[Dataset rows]
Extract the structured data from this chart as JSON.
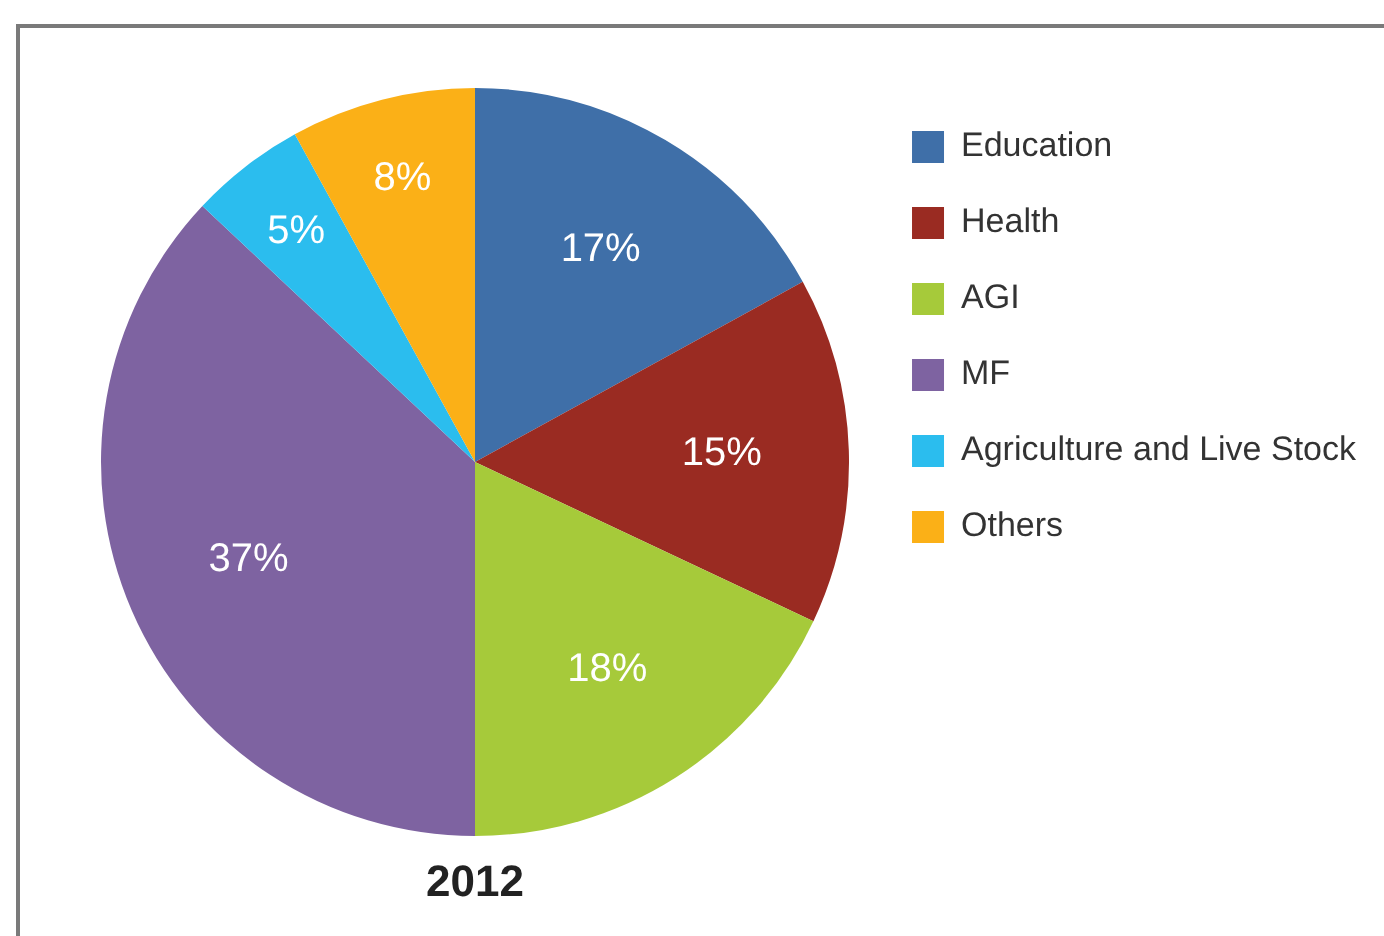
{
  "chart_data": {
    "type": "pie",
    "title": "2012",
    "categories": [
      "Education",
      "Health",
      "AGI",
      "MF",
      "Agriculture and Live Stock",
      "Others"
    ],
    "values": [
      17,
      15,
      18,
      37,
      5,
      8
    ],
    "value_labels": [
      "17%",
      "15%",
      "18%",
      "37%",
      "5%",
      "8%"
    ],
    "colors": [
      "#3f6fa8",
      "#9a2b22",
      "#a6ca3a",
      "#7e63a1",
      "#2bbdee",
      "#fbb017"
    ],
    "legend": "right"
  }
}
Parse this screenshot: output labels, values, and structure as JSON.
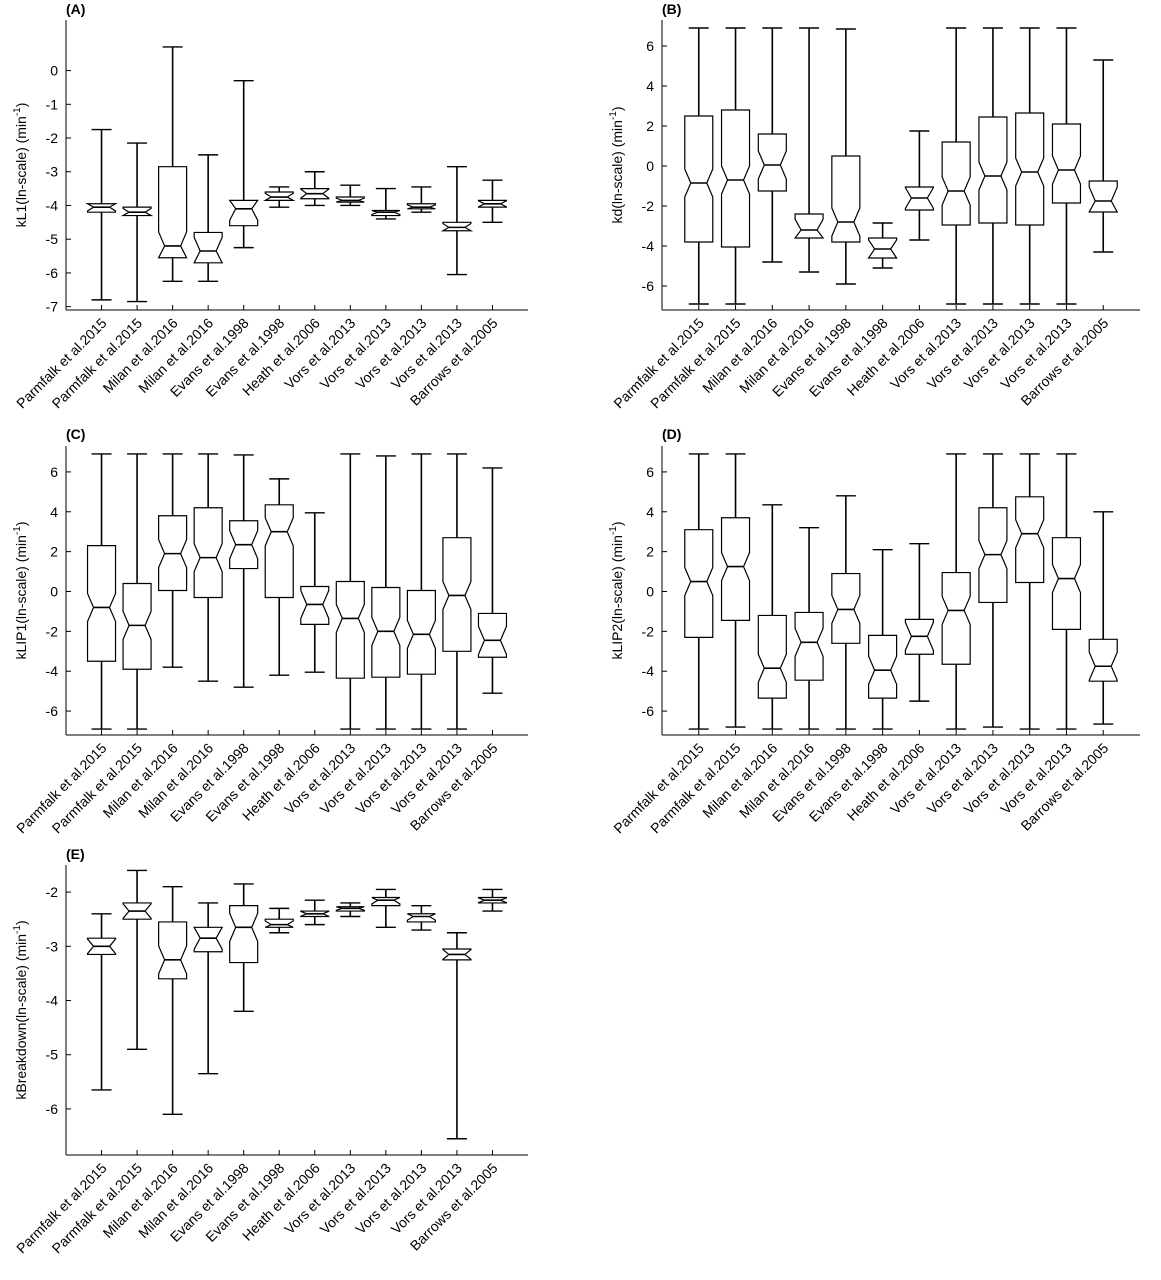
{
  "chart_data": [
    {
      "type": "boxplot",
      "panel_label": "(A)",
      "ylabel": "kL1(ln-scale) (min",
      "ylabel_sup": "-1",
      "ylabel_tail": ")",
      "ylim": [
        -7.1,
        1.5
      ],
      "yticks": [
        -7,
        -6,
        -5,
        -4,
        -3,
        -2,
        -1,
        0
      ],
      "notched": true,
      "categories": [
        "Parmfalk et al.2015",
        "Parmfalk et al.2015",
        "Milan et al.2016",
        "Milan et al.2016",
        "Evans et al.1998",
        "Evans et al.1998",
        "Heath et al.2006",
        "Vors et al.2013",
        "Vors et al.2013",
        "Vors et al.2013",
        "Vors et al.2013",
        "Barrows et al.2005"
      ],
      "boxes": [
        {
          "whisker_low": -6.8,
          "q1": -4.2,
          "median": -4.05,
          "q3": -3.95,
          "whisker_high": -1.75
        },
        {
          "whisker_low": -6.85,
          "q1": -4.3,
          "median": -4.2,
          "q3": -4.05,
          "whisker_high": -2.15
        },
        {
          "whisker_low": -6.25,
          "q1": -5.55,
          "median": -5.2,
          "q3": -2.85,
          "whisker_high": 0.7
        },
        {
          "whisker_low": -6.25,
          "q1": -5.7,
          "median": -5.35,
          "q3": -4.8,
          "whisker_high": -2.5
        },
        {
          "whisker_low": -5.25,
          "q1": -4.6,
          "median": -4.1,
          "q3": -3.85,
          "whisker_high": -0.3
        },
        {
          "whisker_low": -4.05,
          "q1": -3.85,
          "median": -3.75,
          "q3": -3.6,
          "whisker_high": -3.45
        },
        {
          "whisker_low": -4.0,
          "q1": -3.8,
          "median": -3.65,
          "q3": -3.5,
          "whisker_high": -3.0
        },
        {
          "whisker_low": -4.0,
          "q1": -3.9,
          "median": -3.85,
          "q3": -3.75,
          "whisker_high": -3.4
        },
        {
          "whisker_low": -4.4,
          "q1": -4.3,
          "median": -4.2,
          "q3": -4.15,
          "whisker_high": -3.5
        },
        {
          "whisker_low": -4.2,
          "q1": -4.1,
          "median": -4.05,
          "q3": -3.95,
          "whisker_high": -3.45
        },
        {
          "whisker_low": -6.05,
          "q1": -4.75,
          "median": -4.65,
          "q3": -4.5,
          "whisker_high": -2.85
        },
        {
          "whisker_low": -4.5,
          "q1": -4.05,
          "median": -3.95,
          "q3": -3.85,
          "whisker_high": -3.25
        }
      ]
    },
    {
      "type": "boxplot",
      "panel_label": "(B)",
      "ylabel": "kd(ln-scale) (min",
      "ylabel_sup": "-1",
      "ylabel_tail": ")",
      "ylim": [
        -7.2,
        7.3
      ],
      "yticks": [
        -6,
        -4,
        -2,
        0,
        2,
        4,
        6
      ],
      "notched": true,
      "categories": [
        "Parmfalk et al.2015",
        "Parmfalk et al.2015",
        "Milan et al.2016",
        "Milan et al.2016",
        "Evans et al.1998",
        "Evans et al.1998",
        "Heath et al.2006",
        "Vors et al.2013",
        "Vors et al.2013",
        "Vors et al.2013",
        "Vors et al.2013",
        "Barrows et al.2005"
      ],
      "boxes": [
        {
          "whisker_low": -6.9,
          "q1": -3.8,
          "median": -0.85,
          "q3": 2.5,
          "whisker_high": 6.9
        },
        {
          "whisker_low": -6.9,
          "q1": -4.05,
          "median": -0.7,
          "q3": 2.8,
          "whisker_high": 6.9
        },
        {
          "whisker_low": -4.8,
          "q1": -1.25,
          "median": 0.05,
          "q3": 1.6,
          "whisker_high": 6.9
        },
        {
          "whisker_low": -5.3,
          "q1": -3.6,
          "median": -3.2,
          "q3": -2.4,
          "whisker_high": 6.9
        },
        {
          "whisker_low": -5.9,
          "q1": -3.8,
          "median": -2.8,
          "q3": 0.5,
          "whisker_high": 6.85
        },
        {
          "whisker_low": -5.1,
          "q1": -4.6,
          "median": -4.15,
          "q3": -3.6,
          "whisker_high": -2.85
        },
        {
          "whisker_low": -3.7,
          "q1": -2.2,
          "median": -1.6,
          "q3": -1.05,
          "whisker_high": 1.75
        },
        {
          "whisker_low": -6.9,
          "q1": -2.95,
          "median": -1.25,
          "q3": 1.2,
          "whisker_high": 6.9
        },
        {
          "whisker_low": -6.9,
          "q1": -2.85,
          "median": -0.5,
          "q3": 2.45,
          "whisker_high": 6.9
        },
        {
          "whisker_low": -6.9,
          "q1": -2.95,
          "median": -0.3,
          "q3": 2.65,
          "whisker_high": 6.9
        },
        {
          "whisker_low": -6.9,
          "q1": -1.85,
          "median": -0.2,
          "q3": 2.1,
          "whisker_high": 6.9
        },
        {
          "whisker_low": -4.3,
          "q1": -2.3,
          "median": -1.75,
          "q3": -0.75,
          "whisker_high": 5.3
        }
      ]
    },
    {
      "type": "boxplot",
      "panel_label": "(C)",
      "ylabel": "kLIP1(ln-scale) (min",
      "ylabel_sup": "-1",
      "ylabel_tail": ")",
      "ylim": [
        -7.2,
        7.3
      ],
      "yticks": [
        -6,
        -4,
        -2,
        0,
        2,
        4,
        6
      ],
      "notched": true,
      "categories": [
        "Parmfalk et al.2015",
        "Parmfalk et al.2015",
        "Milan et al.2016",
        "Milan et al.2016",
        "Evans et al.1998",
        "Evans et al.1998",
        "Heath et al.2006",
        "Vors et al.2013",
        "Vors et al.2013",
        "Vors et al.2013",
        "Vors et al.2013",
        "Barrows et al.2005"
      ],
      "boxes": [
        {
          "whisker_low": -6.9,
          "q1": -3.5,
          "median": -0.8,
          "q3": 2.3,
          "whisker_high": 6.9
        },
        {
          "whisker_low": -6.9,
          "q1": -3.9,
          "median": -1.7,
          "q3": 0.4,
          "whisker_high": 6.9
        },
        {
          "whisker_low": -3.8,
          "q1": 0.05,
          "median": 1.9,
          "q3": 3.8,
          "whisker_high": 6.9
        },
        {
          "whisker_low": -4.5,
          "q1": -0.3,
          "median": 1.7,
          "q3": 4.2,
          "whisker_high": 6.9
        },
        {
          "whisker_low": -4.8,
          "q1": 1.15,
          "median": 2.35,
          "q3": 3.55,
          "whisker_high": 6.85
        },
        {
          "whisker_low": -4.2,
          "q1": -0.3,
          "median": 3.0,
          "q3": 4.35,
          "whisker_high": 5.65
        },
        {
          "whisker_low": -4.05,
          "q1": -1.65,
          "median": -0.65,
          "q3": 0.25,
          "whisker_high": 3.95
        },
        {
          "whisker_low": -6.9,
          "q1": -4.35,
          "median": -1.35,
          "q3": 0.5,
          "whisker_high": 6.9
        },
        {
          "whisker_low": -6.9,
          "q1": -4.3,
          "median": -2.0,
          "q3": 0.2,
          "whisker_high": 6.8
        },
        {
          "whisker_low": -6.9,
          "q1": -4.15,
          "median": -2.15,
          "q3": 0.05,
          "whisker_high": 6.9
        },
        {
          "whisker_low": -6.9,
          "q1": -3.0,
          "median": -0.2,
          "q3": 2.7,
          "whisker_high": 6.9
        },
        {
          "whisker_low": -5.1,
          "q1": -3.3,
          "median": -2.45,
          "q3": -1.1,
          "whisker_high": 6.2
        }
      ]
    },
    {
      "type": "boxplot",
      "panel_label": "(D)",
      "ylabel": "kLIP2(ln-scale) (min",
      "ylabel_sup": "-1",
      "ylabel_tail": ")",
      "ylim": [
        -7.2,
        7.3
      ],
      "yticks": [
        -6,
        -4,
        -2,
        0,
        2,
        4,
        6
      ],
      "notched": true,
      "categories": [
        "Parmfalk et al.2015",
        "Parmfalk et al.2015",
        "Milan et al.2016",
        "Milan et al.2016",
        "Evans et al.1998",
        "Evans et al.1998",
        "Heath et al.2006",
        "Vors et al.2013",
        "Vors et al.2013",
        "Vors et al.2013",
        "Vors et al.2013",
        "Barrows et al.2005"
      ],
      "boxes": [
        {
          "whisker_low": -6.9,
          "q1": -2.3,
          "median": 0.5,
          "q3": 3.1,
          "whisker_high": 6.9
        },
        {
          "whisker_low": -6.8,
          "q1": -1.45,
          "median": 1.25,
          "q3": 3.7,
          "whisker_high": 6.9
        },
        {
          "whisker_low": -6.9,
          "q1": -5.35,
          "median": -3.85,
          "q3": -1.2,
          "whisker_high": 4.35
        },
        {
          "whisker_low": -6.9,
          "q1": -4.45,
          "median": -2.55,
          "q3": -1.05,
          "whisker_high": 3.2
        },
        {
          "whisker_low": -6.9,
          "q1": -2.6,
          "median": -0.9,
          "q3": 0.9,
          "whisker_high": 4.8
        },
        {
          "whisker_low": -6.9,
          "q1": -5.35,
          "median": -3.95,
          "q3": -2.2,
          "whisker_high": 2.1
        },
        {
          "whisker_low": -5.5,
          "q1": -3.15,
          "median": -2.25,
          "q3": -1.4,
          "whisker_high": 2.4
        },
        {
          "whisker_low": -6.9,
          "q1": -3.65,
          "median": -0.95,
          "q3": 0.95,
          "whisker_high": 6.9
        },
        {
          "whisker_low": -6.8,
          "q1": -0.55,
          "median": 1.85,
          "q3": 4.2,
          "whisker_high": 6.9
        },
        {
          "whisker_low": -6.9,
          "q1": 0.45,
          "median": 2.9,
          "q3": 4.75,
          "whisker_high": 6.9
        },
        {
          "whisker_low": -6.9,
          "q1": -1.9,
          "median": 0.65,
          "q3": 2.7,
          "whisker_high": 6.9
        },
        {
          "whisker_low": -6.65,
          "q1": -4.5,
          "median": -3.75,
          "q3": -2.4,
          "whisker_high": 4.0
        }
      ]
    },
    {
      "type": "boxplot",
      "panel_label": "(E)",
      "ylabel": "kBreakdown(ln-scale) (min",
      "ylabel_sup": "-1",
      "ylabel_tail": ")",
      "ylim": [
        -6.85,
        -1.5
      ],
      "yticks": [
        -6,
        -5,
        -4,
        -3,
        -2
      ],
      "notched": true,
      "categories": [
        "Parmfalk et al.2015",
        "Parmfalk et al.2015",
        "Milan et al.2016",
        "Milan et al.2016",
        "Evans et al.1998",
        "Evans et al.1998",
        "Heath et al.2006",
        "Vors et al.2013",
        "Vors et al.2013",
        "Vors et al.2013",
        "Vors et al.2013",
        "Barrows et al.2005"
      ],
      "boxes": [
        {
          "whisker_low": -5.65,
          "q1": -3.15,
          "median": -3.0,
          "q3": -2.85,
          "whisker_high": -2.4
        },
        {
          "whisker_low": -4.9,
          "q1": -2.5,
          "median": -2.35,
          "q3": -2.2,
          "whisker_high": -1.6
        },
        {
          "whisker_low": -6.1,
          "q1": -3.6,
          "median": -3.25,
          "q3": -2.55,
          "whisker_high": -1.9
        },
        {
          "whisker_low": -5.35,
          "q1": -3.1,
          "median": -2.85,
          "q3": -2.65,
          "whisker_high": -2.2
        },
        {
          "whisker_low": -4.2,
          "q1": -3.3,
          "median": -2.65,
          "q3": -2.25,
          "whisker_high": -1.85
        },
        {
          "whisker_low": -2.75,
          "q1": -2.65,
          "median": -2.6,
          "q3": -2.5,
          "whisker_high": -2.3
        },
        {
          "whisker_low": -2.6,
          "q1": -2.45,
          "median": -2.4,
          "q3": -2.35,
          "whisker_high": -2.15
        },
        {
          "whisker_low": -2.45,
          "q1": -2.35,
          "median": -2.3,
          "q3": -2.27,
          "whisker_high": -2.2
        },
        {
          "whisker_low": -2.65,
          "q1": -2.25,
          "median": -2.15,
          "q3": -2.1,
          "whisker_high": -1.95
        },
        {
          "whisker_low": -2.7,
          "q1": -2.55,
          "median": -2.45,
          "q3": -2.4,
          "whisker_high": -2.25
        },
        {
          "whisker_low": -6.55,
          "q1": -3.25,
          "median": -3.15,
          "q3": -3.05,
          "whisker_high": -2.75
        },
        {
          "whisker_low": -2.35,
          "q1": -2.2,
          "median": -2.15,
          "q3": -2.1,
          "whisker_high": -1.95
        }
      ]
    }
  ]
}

__Goal__:
Find all lines where the word "this" appears. Copy them.

__Response__:
Extract the structured data from this chart as JSON.
Parse this screenshot: output labels, values, and structure as JSON.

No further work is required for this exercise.